··· MATERIAL FOR THIS TASK ···
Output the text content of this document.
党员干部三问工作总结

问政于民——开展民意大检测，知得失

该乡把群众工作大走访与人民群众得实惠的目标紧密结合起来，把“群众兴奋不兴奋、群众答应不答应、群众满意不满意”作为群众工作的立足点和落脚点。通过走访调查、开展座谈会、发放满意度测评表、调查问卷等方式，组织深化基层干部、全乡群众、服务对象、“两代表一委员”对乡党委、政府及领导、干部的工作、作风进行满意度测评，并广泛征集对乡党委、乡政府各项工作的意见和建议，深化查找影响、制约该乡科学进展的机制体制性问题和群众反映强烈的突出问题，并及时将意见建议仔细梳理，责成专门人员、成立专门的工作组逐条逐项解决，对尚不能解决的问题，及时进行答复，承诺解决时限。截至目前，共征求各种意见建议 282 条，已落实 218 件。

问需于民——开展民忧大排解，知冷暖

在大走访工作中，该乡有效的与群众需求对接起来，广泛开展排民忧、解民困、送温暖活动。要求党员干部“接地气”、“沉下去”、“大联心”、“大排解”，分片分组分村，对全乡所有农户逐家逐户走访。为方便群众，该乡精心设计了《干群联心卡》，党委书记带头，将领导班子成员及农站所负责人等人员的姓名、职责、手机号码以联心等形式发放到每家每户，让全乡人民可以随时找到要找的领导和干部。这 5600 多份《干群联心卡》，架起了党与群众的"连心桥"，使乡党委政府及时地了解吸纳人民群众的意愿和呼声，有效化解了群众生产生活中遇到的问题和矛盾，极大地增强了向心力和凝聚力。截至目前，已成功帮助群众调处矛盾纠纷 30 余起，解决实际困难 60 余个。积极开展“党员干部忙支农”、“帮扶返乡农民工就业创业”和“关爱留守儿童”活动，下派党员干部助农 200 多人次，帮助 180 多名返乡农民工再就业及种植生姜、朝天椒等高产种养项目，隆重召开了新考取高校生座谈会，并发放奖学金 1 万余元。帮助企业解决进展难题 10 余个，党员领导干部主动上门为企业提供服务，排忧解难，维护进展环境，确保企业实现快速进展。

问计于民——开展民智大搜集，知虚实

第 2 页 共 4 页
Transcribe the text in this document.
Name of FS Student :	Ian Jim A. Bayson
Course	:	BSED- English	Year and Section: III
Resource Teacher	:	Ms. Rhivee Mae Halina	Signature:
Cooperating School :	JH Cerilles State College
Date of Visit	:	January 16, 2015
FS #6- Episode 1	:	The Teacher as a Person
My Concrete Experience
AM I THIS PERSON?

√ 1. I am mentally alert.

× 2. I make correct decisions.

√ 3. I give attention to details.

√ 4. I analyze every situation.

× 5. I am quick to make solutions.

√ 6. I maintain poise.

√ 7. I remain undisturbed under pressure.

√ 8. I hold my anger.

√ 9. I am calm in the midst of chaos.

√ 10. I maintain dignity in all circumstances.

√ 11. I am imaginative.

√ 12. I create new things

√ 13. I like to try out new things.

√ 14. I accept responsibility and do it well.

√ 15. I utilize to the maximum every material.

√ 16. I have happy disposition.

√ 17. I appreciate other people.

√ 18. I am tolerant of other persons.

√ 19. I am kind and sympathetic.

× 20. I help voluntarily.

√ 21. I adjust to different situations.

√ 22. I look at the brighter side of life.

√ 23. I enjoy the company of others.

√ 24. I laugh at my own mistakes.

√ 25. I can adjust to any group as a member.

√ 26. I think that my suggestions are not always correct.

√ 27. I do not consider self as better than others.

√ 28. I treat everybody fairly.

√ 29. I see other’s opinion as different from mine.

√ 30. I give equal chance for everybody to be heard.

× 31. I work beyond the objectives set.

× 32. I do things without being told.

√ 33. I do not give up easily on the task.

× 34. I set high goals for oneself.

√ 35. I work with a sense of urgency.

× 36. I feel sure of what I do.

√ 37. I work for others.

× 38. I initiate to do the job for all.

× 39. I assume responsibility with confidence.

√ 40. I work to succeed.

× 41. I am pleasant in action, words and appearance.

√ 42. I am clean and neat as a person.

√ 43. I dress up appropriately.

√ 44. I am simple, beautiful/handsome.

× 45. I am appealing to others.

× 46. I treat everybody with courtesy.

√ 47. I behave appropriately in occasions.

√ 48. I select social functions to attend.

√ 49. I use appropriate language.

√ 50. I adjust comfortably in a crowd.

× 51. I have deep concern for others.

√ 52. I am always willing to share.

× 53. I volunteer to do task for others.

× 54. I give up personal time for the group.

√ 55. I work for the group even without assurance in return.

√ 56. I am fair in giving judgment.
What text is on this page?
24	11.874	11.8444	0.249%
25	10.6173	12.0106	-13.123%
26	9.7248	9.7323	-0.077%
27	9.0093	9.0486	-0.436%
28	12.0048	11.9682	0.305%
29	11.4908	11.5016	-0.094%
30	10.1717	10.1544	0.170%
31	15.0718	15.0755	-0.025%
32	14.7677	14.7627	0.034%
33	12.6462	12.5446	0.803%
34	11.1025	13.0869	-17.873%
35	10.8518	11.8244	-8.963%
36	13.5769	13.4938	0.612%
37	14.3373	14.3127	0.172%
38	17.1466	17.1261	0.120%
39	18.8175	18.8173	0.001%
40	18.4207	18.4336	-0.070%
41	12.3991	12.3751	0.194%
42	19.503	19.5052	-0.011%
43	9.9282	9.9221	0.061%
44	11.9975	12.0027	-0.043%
···
SET EXERCISE
Identify lines with the string "group". Copy each one.

OUTPUT FOR THIS EXERCISE
√ 25. I can adjust to any group as a member.
× 54. I give up personal time for the group.
√ 55. I work for the group even without assurance in return.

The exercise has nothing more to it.